» **Stated task**
Restate each entry word for word, leaving nothing out.

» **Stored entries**
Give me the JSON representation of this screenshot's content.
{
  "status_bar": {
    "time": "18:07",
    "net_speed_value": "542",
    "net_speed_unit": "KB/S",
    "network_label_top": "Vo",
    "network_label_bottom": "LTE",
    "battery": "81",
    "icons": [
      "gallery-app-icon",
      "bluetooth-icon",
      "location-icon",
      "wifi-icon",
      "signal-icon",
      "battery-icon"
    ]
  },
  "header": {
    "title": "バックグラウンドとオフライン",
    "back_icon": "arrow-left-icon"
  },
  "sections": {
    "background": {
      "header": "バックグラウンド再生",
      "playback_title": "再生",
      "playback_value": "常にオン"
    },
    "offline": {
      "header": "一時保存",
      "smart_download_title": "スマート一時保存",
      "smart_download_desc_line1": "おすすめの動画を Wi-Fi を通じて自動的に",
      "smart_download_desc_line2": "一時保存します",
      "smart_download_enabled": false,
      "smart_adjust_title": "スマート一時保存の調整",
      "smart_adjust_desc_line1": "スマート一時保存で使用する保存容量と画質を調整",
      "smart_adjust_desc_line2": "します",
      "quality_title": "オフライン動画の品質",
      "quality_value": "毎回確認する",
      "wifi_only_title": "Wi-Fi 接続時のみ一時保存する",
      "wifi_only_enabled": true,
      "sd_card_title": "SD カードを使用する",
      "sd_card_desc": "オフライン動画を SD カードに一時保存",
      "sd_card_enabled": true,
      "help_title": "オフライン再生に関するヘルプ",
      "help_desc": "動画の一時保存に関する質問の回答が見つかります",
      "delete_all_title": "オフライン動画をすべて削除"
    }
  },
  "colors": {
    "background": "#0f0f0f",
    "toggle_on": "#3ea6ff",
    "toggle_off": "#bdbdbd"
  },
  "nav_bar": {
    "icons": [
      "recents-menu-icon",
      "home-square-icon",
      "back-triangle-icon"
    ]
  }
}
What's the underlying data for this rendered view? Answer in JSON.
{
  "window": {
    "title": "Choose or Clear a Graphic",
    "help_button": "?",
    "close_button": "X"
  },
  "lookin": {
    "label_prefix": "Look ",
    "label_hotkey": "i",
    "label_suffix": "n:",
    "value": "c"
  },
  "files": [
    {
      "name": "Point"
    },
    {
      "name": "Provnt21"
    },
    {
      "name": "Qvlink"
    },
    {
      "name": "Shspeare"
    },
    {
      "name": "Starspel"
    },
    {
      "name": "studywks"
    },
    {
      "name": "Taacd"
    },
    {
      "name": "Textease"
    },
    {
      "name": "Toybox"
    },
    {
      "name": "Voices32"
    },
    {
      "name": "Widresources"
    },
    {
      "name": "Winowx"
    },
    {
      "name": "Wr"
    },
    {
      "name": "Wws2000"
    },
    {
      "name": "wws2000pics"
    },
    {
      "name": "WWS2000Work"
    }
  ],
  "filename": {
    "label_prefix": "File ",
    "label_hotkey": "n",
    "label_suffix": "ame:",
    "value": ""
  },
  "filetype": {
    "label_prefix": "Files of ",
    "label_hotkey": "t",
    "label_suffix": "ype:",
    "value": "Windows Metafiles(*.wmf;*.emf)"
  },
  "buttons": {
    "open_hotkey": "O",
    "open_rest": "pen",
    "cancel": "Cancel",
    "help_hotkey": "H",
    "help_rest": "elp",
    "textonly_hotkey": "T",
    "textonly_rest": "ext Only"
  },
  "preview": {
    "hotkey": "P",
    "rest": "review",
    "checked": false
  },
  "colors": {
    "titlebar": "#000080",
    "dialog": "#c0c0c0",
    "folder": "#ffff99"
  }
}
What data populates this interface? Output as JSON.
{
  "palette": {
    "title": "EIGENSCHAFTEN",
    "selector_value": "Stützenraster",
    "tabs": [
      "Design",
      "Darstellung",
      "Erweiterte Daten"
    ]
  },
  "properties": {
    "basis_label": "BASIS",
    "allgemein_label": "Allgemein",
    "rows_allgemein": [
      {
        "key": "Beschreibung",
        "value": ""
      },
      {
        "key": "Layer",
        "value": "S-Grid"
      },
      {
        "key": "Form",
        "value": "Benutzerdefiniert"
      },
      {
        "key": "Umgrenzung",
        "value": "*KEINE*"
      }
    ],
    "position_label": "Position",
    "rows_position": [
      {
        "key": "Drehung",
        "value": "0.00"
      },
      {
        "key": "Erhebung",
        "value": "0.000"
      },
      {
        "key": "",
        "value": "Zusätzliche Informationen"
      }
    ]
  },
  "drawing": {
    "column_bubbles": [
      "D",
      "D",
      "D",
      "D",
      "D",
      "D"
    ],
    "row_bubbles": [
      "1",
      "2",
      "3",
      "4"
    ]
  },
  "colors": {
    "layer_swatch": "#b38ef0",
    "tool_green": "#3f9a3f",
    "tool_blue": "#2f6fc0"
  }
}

» **Task result**
Give me the JSON representation of this screenshot's content.
{
  "status_bar": {
    "time": "18:07",
    "net_speed_value": "542",
    "net_speed_unit": "KB/S",
    "network_label_top": "Vo",
    "network_label_bottom": "LTE",
    "battery": "81",
    "icons": [
      "gallery-app-icon",
      "bluetooth-icon",
      "location-icon",
      "wifi-icon",
      "signal-icon",
      "battery-icon"
    ]
  },
  "header": {
    "title": "バックグラウンドとオフライン",
    "back_icon": "arrow-left-icon"
  },
  "sections": {
    "background": {
      "header": "バックグラウンド再生",
      "playback_title": "再生",
      "playback_value": "常にオン"
    },
    "offline": {
      "header": "一時保存",
      "smart_download_title": "スマート一時保存",
      "smart_download_desc_line1": "おすすめの動画を Wi-Fi を通じて自動的に",
      "smart_download_desc_line2": "一時保存します",
      "smart_download_enabled": false,
      "smart_adjust_title": "スマート一時保存の調整",
      "smart_adjust_desc_line1": "スマート一時保存で使用する保存容量と画質を調整",
      "smart_adjust_desc_line2": "します",
      "quality_title": "オフライン動画の品質",
      "quality_value": "毎回確認する",
      "wifi_only_title": "Wi-Fi 接続時のみ一時保存する",
      "wifi_only_enabled": true,
      "sd_card_title": "SD カードを使用する",
      "sd_card_desc": "オフライン動画を SD カードに一時保存",
      "sd_card_enabled": true,
      "help_title": "オフライン再生に関するヘルプ",
      "help_desc": "動画の一時保存に関する質問の回答が見つかります",
      "delete_all_title": "オフライン動画をすべて削除"
    }
  },
  "colors": {
    "background": "#0f0f0f",
    "toggle_on": "#3ea6ff",
    "toggle_off": "#bdbdbd"
  },
  "nav_bar": {
    "icons": [
      "recents-menu-icon",
      "home-square-icon",
      "back-triangle-icon"
    ]
  }
}
What's the underlying data for this rendered view? Answer in JSON.
{
  "window": {
    "title": "Choose or Clear a Graphic",
    "help_button": "?",
    "close_button": "X"
  },
  "lookin": {
    "label_prefix": "Look ",
    "label_hotkey": "i",
    "label_suffix": "n:",
    "value": "c"
  },
  "files": [
    {
      "name": "Point"
    },
    {
      "name": "Provnt21"
    },
    {
      "name": "Qvlink"
    },
    {
      "name": "Shspeare"
    },
    {
      "name": "Starspel"
    },
    {
      "name": "studywks"
    },
    {
      "name": "Taacd"
    },
    {
      "name": "Textease"
    },
    {
      "name": "Toybox"
    },
    {
      "name": "Voices32"
    },
    {
      "name": "Widresources"
    },
    {
      "name": "Winowx"
    },
    {
      "name": "Wr"
    },
    {
      "name": "Wws2000"
    },
    {
      "name": "wws2000pics"
    },
    {
      "name": "WWS2000Work"
    }
  ],
  "filename": {
    "label_prefix": "File ",
    "label_hotkey": "n",
    "label_suffix": "ame:",
    "value": ""
  },
  "filetype": {
    "label_prefix": "Files of ",
    "label_hotkey": "t",
    "label_suffix": "ype:",
    "value": "Windows Metafiles(*.wmf;*.emf)"
  },
  "buttons": {
    "open_hotkey": "O",
    "open_rest": "pen",
    "cancel": "Cancel",
    "help_hotkey": "H",
    "help_rest": "elp",
    "textonly_hotkey": "T",
    "textonly_rest": "ext Only"
  },
  "preview": {
    "hotkey": "P",
    "rest": "review",
    "checked": false
  },
  "colors": {
    "titlebar": "#000080",
    "dialog": "#c0c0c0",
    "folder": "#ffff99"
  }
}
What data populates this interface? Output as JSON.
{
  "palette": {
    "title": "EIGENSCHAFTEN",
    "selector_value": "Stützenraster",
    "tabs": [
      "Design",
      "Darstellung",
      "Erweiterte Daten"
    ]
  },
  "properties": {
    "basis_label": "BASIS",
    "allgemein_label": "Allgemein",
    "rows_allgemein": [
      {
        "key": "Beschreibung",
        "value": ""
      },
      {
        "key": "Layer",
        "value": "S-Grid"
      },
      {
        "key": "Form",
        "value": "Benutzerdefiniert"
      },
      {
        "key": "Umgrenzung",
        "value": "*KEINE*"
      }
    ],
    "position_label": "Position",
    "rows_position": [
      {
        "key": "Drehung",
        "value": "0.00"
      },
      {
        "key": "Erhebung",
        "value": "0.000"
      },
      {
        "key": "",
        "value": "Zusätzliche Informationen"
      }
    ]
  },
  "drawing": {
    "column_bubbles": [
      "D",
      "D",
      "D",
      "D",
      "D",
      "D"
    ],
    "row_bubbles": [
      "1",
      "2",
      "3",
      "4"
    ]
  },
  "colors": {
    "layer_swatch": "#b38ef0",
    "tool_green": "#3f9a3f",
    "tool_blue": "#2f6fc0"
  }
}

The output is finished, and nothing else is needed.